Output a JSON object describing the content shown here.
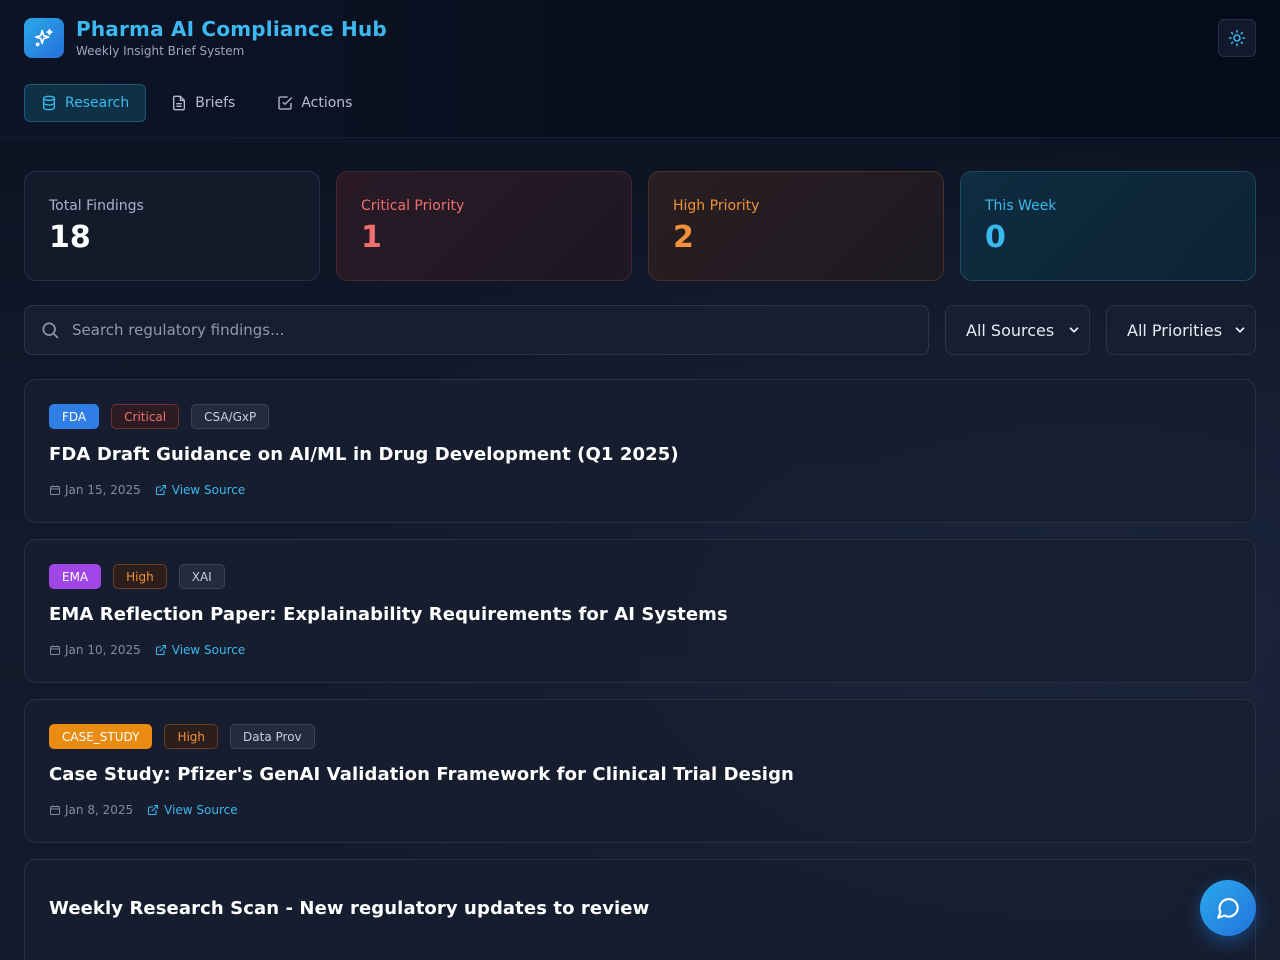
{
  "header": {
    "title": "Pharma AI Compliance Hub",
    "subtitle": "Weekly Insight Brief System",
    "logo_icon": "sparkles-icon",
    "theme_icon": "sun-icon"
  },
  "nav": {
    "items": [
      {
        "label": "Research",
        "icon": "database-icon",
        "active": true
      },
      {
        "label": "Briefs",
        "icon": "document-icon",
        "active": false
      },
      {
        "label": "Actions",
        "icon": "checkbox-icon",
        "active": false
      }
    ]
  },
  "stats": [
    {
      "label": "Total Findings",
      "value": "18"
    },
    {
      "label": "Critical Priority",
      "value": "1"
    },
    {
      "label": "High Priority",
      "value": "2"
    },
    {
      "label": "This Week",
      "value": "0"
    }
  ],
  "filters": {
    "search_placeholder": "Search regulatory findings...",
    "search_value": "",
    "source_selected": "All Sources",
    "priority_selected": "All Priorities"
  },
  "findings": [
    {
      "source": "FDA",
      "priority": "Critical",
      "category": "CSA/GxP",
      "title": "FDA Draft Guidance on AI/ML in Drug Development (Q1 2025)",
      "date": "Jan 15, 2025",
      "link_label": "View Source"
    },
    {
      "source": "EMA",
      "priority": "High",
      "category": "XAI",
      "title": "EMA Reflection Paper: Explainability Requirements for AI Systems",
      "date": "Jan 10, 2025",
      "link_label": "View Source"
    },
    {
      "source": "CASE_STUDY",
      "priority": "High",
      "category": "Data Prov",
      "title": "Case Study: Pfizer's GenAI Validation Framework for Clinical Trial Design",
      "date": "Jan 8, 2025",
      "link_label": "View Source"
    }
  ],
  "scan_card": {
    "title": "Weekly Research Scan - New regulatory updates to review"
  },
  "colors": {
    "accent": "#3ab9ee",
    "critical": "#f0706d",
    "high": "#f2913a",
    "fda": "#2f7ee6",
    "ema": "#a045e6",
    "case_study": "#ea8b12"
  },
  "fab_icon": "chat-bubble-icon"
}
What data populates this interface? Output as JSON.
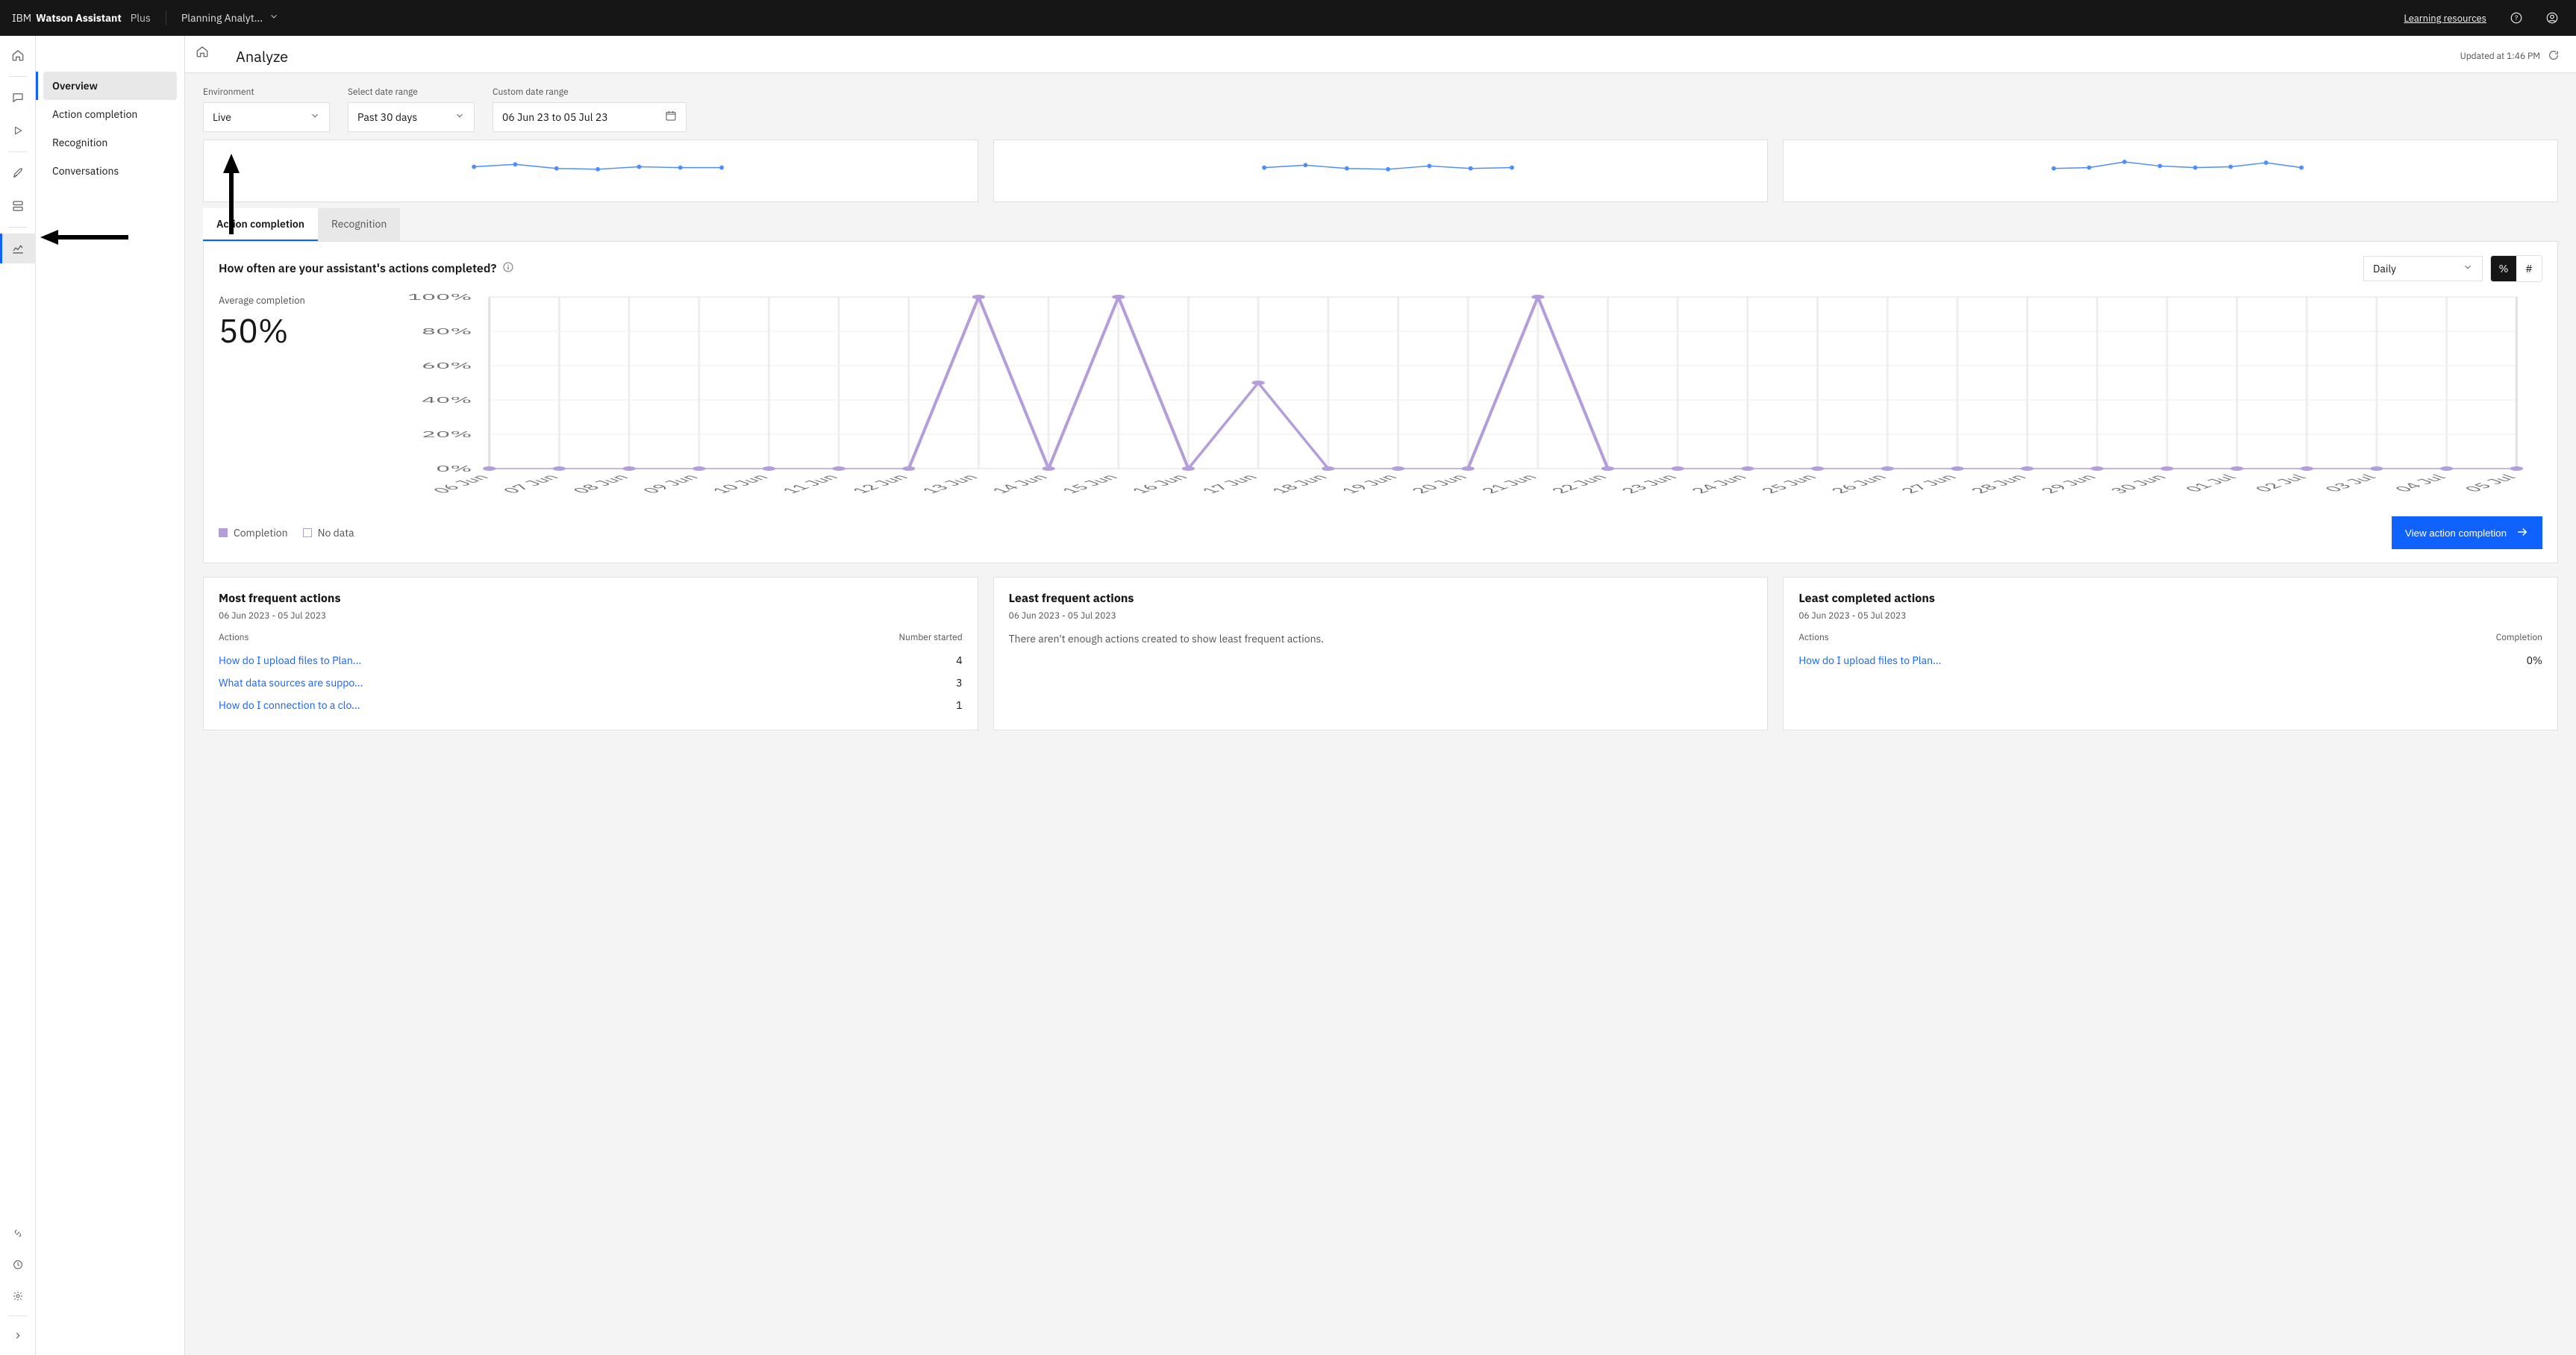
{
  "appbar": {
    "ibm": "IBM",
    "product": "Watson Assistant",
    "tier": "Plus",
    "assistant": "Planning Analyt...",
    "learning": "Learning resources"
  },
  "page": {
    "title": "Analyze",
    "updated": "Updated at 1:46 PM"
  },
  "subnav": {
    "items": [
      "Overview",
      "Action completion",
      "Recognition",
      "Conversations"
    ],
    "activeIndex": 0
  },
  "filters": {
    "env_label": "Environment",
    "env_value": "Live",
    "range_label": "Select date range",
    "range_value": "Past 30 days",
    "custom_label": "Custom date range",
    "custom_value": "06 Jun 23 to 05 Jul 23"
  },
  "tabs": {
    "a": "Action completion",
    "b": "Recognition",
    "activeIndex": 0
  },
  "chart": {
    "title": "How often are your assistant's actions completed?",
    "granularity": "Daily",
    "unit_percent": "%",
    "unit_count": "#",
    "avg_label": "Average completion",
    "avg_value": "50%",
    "legend_completion": "Completion",
    "legend_nodata": "No data",
    "cta": "View action completion"
  },
  "grid": {
    "most_title": "Most frequent actions",
    "least_title": "Least frequent actions",
    "comp_title": "Least completed actions",
    "range": "06 Jun 2023 - 05 Jul 2023",
    "actions_col": "Actions",
    "started_col": "Number started",
    "completion_col": "Completion",
    "empty_least": "There aren't enough actions created to show least frequent actions.",
    "most_rows": [
      {
        "action": "How do I upload files to Plan...",
        "value": "4"
      },
      {
        "action": "What data sources are suppo...",
        "value": "3"
      },
      {
        "action": "How do I connection to a clo...",
        "value": "1"
      }
    ],
    "comp_rows": [
      {
        "action": "How do I upload files to Plan...",
        "value": "0%"
      }
    ]
  },
  "chart_data": {
    "type": "line",
    "title": "How often are your assistant's actions completed?",
    "xlabel": "",
    "ylabel": "",
    "ylim": [
      0,
      100
    ],
    "y_ticks": [
      "0%",
      "20%",
      "40%",
      "60%",
      "80%",
      "100%"
    ],
    "categories": [
      "06 Jun",
      "07 Jun",
      "08 Jun",
      "09 Jun",
      "10 Jun",
      "11 Jun",
      "12 Jun",
      "13 Jun",
      "14 Jun",
      "15 Jun",
      "16 Jun",
      "17 Jun",
      "18 Jun",
      "19 Jun",
      "20 Jun",
      "21 Jun",
      "22 Jun",
      "23 Jun",
      "24 Jun",
      "25 Jun",
      "26 Jun",
      "27 Jun",
      "28 Jun",
      "29 Jun",
      "30 Jun",
      "01 Jul",
      "02 Jul",
      "03 Jul",
      "04 Jul",
      "05 Jul"
    ],
    "series": [
      {
        "name": "Completion",
        "values": [
          0,
          0,
          0,
          0,
          0,
          0,
          0,
          100,
          0,
          100,
          0,
          50,
          0,
          0,
          0,
          100,
          0,
          0,
          0,
          0,
          0,
          0,
          0,
          0,
          0,
          0,
          0,
          0,
          0,
          0
        ]
      }
    ],
    "legend": [
      "Completion",
      "No data"
    ],
    "average": 50,
    "mini": {
      "type": "sparkline",
      "x_count": 7,
      "series": [
        [
          60,
          66,
          56,
          54,
          60,
          58,
          58
        ],
        [
          58,
          64,
          56,
          54,
          62,
          56,
          58
        ],
        [
          56,
          58,
          72,
          62,
          58,
          60,
          70,
          58
        ]
      ]
    }
  }
}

SHORT PROBLEM: Scan the material above. Return every line containing the string "icon".

TASK OUTPUT:
    "logo_icon": "sparkles-icon",
    "theme_icon": "sun-icon"
        "icon": "database-icon",
        "icon": "document-icon",
        "icon": "checkbox-icon",
  "fab_icon": "chat-bubble-icon"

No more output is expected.